MATERIAL TO PROCESS:
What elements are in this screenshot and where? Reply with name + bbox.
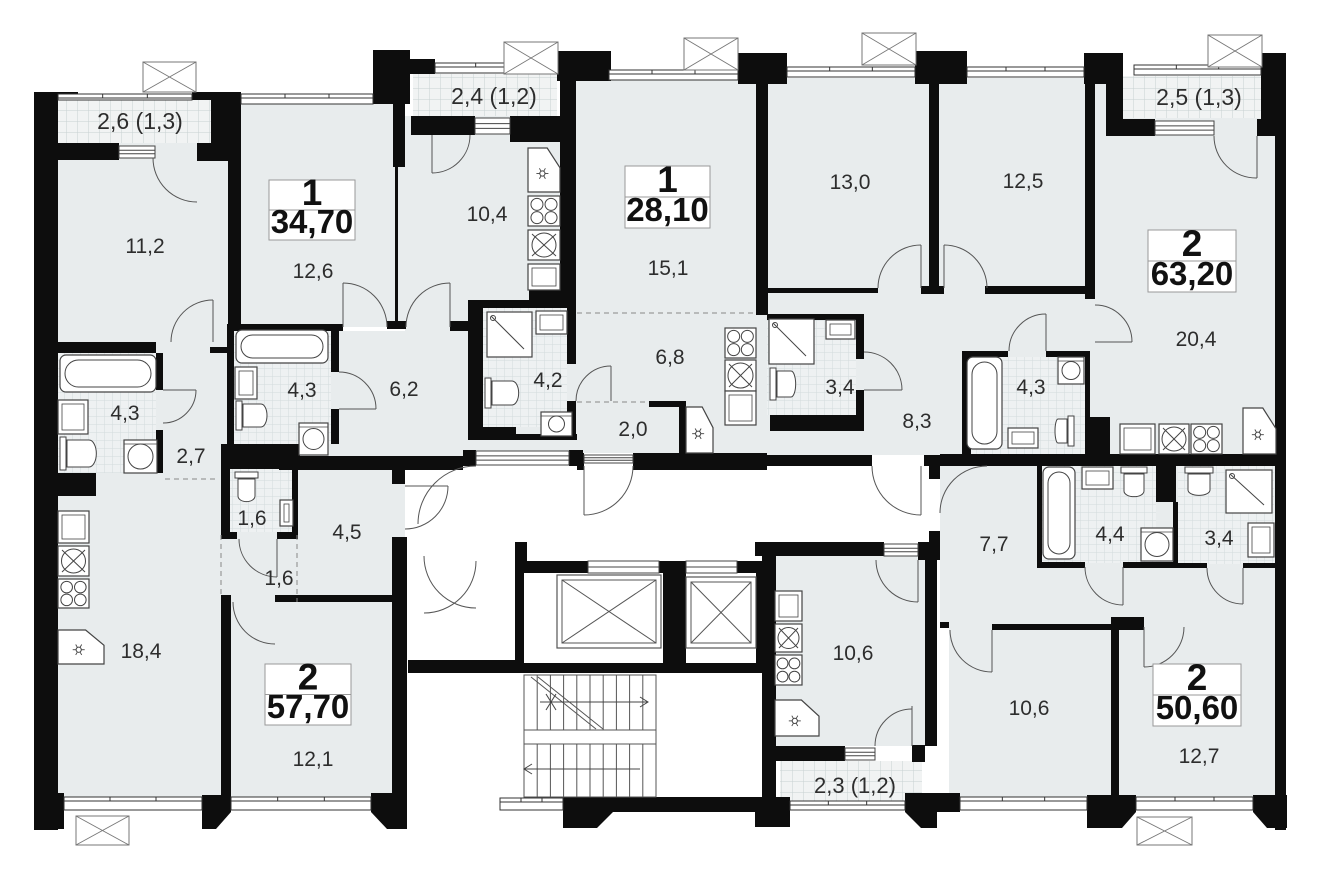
svg-text:2,6 (1,3): 2,6 (1,3)	[97, 108, 183, 134]
svg-text:4,5: 4,5	[332, 521, 361, 544]
svg-text:12,6: 12,6	[293, 260, 334, 283]
svg-text:15,1: 15,1	[648, 257, 689, 280]
svg-text:1,6: 1,6	[264, 567, 293, 590]
svg-text:18,4: 18,4	[121, 640, 162, 663]
svg-text:57,70: 57,70	[267, 688, 350, 725]
svg-text:2,7: 2,7	[176, 445, 205, 468]
svg-text:3,4: 3,4	[1204, 527, 1234, 550]
svg-text:28,10: 28,10	[626, 191, 709, 228]
svg-text:8,3: 8,3	[902, 410, 931, 433]
svg-text:4,2: 4,2	[533, 369, 562, 392]
svg-text:50,60: 50,60	[1156, 689, 1239, 726]
svg-text:6,8: 6,8	[655, 346, 684, 369]
svg-text:12,7: 12,7	[1179, 745, 1220, 768]
svg-text:12,5: 12,5	[1003, 170, 1044, 193]
svg-text:1,6: 1,6	[237, 507, 266, 530]
svg-text:2,4 (1,2): 2,4 (1,2)	[451, 83, 537, 109]
svg-text:4,3: 4,3	[1016, 376, 1045, 399]
svg-text:63,20: 63,20	[1151, 255, 1234, 292]
svg-text:10,6: 10,6	[833, 642, 874, 665]
svg-text:6,2: 6,2	[389, 378, 418, 401]
svg-text:2,5 (1,3): 2,5 (1,3)	[1156, 84, 1242, 110]
svg-text:11,2: 11,2	[125, 235, 164, 258]
svg-text:12,1: 12,1	[293, 748, 334, 771]
svg-text:10,4: 10,4	[467, 203, 508, 226]
svg-text:4,3: 4,3	[287, 379, 316, 402]
svg-text:7,7: 7,7	[979, 533, 1008, 556]
svg-text:4,3: 4,3	[110, 402, 139, 425]
svg-text:4,4: 4,4	[1095, 523, 1125, 546]
svg-text:3,4: 3,4	[825, 376, 855, 399]
svg-text:34,70: 34,70	[271, 203, 354, 240]
svg-text:20,4: 20,4	[1176, 328, 1217, 351]
svg-text:13,0: 13,0	[830, 171, 871, 194]
svg-text:10,6: 10,6	[1009, 697, 1050, 720]
svg-text:2,3 (1,2): 2,3 (1,2)	[814, 773, 896, 798]
svg-text:2,0: 2,0	[618, 418, 647, 441]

BRIEF: Please return all of the lines above word for word, without the picture.

FULL ANSWER:
What elements are in this screenshot and where? Reply with name + bbox.
svg-text:2,6 (1,3): 2,6 (1,3)	[97, 108, 183, 134]
svg-text:4,5: 4,5	[332, 521, 361, 544]
svg-text:12,6: 12,6	[293, 260, 334, 283]
svg-text:15,1: 15,1	[648, 257, 689, 280]
svg-text:1,6: 1,6	[264, 567, 293, 590]
svg-text:18,4: 18,4	[121, 640, 162, 663]
svg-text:57,70: 57,70	[267, 688, 350, 725]
svg-text:2,7: 2,7	[176, 445, 205, 468]
svg-text:3,4: 3,4	[1204, 527, 1234, 550]
svg-text:28,10: 28,10	[626, 191, 709, 228]
svg-text:8,3: 8,3	[902, 410, 931, 433]
svg-text:4,2: 4,2	[533, 369, 562, 392]
svg-text:50,60: 50,60	[1156, 689, 1239, 726]
svg-text:6,8: 6,8	[655, 346, 684, 369]
svg-text:12,7: 12,7	[1179, 745, 1220, 768]
svg-text:12,5: 12,5	[1003, 170, 1044, 193]
svg-text:1,6: 1,6	[237, 507, 266, 530]
svg-text:2,4 (1,2): 2,4 (1,2)	[451, 83, 537, 109]
svg-text:4,3: 4,3	[1016, 376, 1045, 399]
svg-text:63,20: 63,20	[1151, 255, 1234, 292]
svg-text:10,6: 10,6	[833, 642, 874, 665]
svg-text:6,2: 6,2	[389, 378, 418, 401]
svg-text:2,5 (1,3): 2,5 (1,3)	[1156, 84, 1242, 110]
svg-text:11,2: 11,2	[125, 235, 164, 258]
svg-text:12,1: 12,1	[293, 748, 334, 771]
svg-text:10,4: 10,4	[467, 203, 508, 226]
svg-text:4,3: 4,3	[287, 379, 316, 402]
svg-text:7,7: 7,7	[979, 533, 1008, 556]
svg-text:4,3: 4,3	[110, 402, 139, 425]
svg-text:4,4: 4,4	[1095, 523, 1125, 546]
svg-text:3,4: 3,4	[825, 376, 855, 399]
svg-text:34,70: 34,70	[271, 203, 354, 240]
svg-text:20,4: 20,4	[1176, 328, 1217, 351]
svg-text:13,0: 13,0	[830, 171, 871, 194]
svg-text:10,6: 10,6	[1009, 697, 1050, 720]
svg-text:2,3 (1,2): 2,3 (1,2)	[814, 773, 896, 798]
svg-text:2,0: 2,0	[618, 418, 647, 441]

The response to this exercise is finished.